## Information shown
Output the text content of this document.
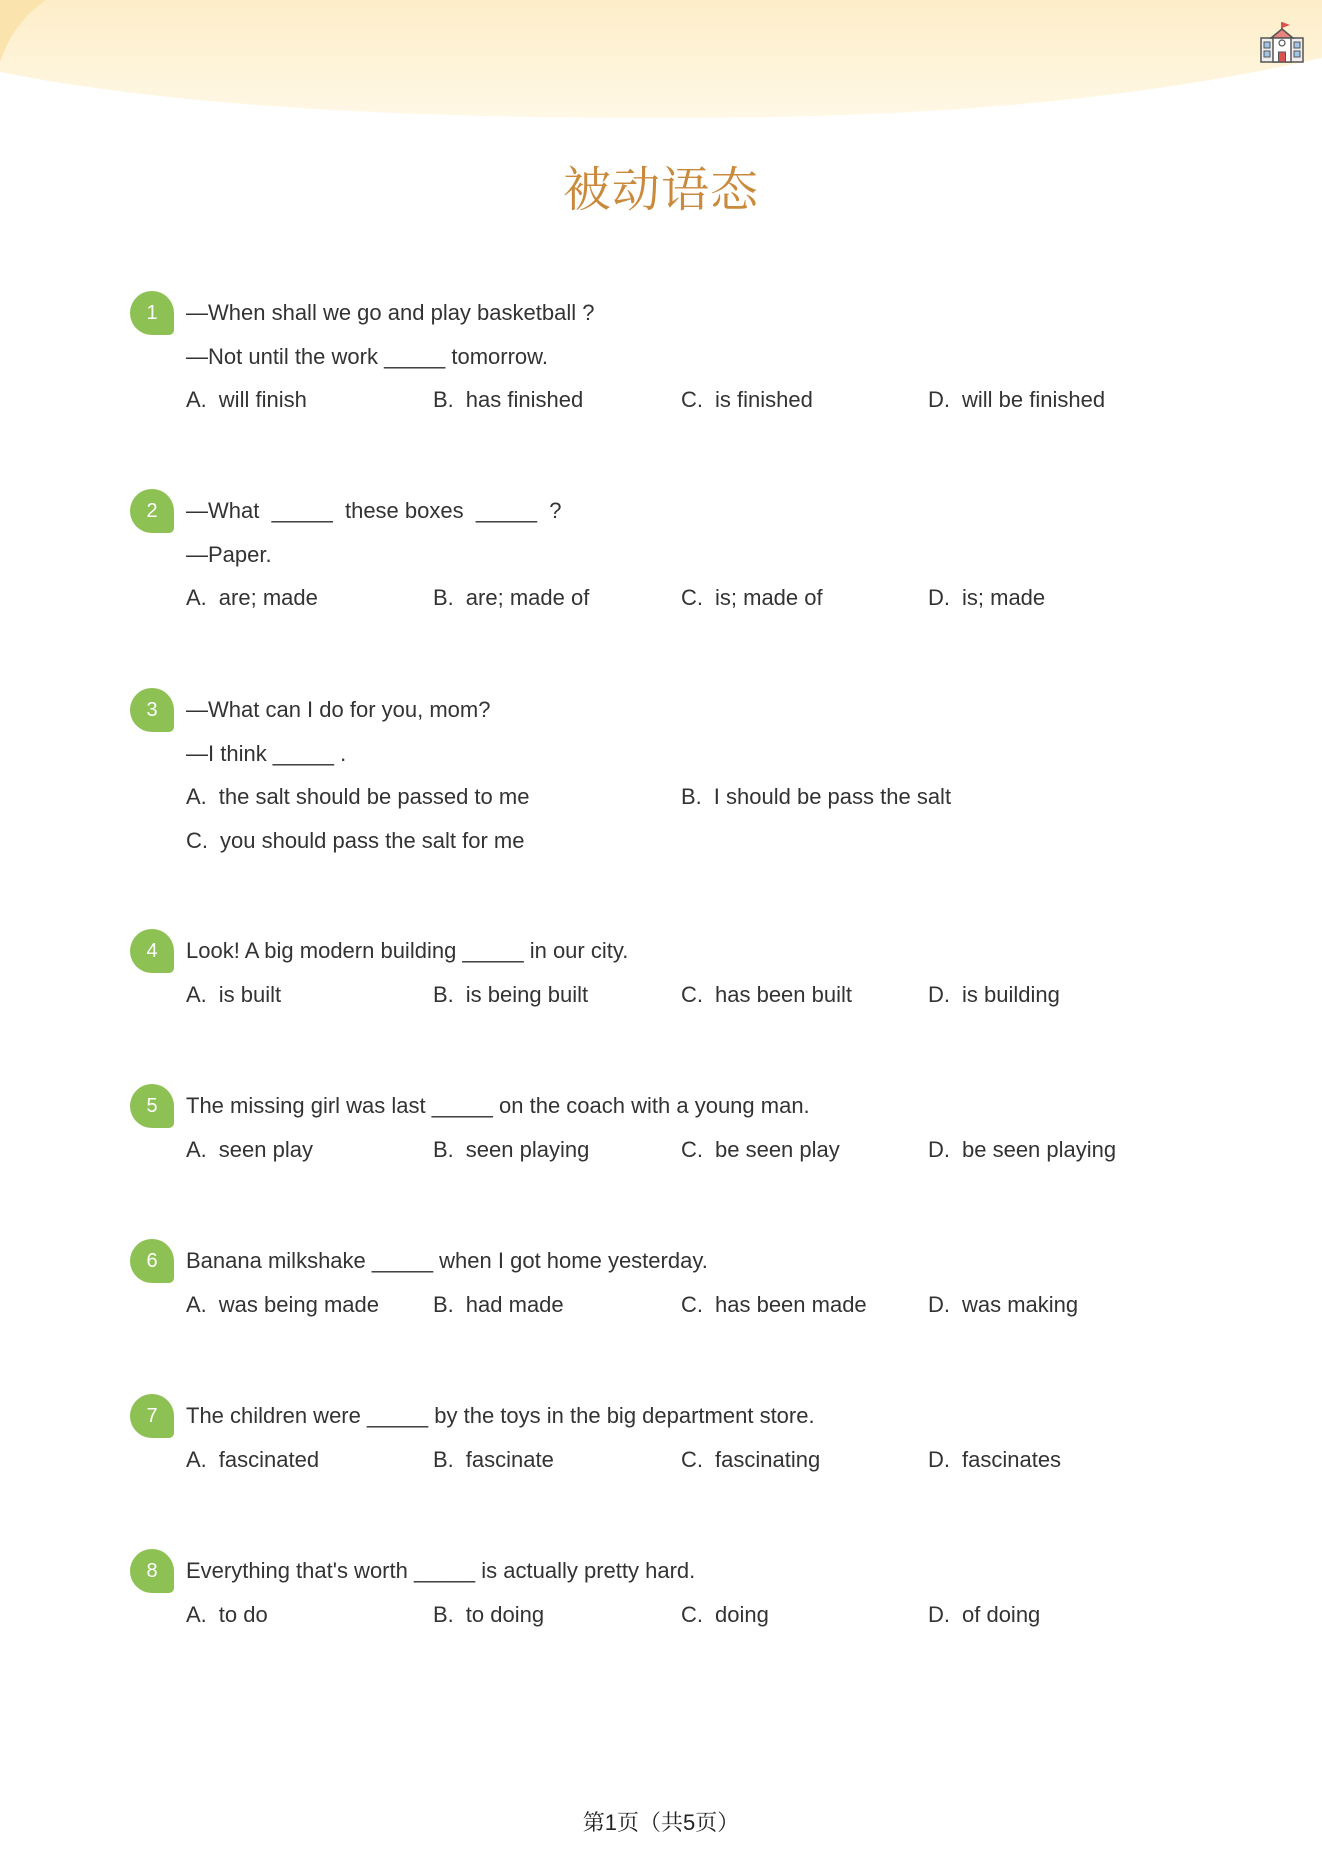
被动语态
1	—When shall we go and play basketball ?
—Not until the work _____ tomorrow.
A. will finish	B. has finished	C. is finished	D. will be finished
2	—What  _____  these boxes  _____  ?
—Paper.
A. are; made	B. are; made of	C. is; made of	D. is; made
3	—What can I do for you, mom?
—I think _____ .
A. the salt should be passed to me	B. I should be pass the salt
C. you should pass the salt for me
4	Look! A big modern building _____ in our city.
A. is built	B. is being built	C. has been built	D. is building
5	The missing girl was last _____ on the coach with a young man.
A. seen play	B. seen playing	C. be seen play	D. be seen playing
6	Banana milkshake _____ when I got home yesterday.
A. was being made	B. had made	C. has been made	D. was making
7	The children were _____ by the toys in the big department store.
A. fascinated	B. fascinate	C. fascinating	D. fascinates
8	Everything that's worth _____ is actually pretty hard.
A. to do	B. to doing	C. doing	D. of doing
第1页（共5页）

## What you are asked to do
Reproduce the data word for word, excluding its pictures.

## Right answer
Output the text content of this document.
被动语态
1	—When shall we go and play basketball ?
—Not until the work _____ tomorrow.
A. will finish	B. has finished	C. is finished	D. will be finished
2	—What  _____  these boxes  _____  ?
—Paper.
A. are; made	B. are; made of	C. is; made of	D. is; made
3	—What can I do for you, mom?
—I think _____ .
A. the salt should be passed to me	B. I should be pass the salt
C. you should pass the salt for me
4	Look! A big modern building _____ in our city.
A. is built	B. is being built	C. has been built	D. is building
5	The missing girl was last _____ on the coach with a young man.
A. seen play	B. seen playing	C. be seen play	D. be seen playing
6	Banana milkshake _____ when I got home yesterday.
A. was being made	B. had made	C. has been made	D. was making
7	The children were _____ by the toys in the big department store.
A. fascinated	B. fascinate	C. fascinating	D. fascinates
8	Everything that's worth _____ is actually pretty hard.
A. to do	B. to doing	C. doing	D. of doing
第1页（共5页）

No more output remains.